▸ Data supplied

— START —

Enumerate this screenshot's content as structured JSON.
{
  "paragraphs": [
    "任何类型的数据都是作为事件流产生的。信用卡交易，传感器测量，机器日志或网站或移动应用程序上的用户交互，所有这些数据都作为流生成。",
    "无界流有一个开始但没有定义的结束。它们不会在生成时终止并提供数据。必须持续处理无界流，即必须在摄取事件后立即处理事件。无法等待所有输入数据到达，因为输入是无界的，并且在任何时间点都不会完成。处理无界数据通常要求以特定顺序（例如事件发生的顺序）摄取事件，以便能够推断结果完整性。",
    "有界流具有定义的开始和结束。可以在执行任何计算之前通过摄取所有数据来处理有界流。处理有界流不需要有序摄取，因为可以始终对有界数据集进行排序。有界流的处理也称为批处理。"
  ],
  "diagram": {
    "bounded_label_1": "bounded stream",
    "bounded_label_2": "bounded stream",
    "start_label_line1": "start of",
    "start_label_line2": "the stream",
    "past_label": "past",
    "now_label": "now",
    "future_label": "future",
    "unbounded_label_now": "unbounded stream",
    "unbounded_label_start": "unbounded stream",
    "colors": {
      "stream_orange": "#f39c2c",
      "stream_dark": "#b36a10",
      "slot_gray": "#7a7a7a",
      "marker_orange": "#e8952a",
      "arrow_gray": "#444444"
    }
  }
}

— END —

▸ Your goal
Check each line of the records above for the string "unbounded", and report every line that has it.

▸ Reply
    "unbounded_label_now": "unbounded stream",
    "unbounded_label_start": "unbounded stream",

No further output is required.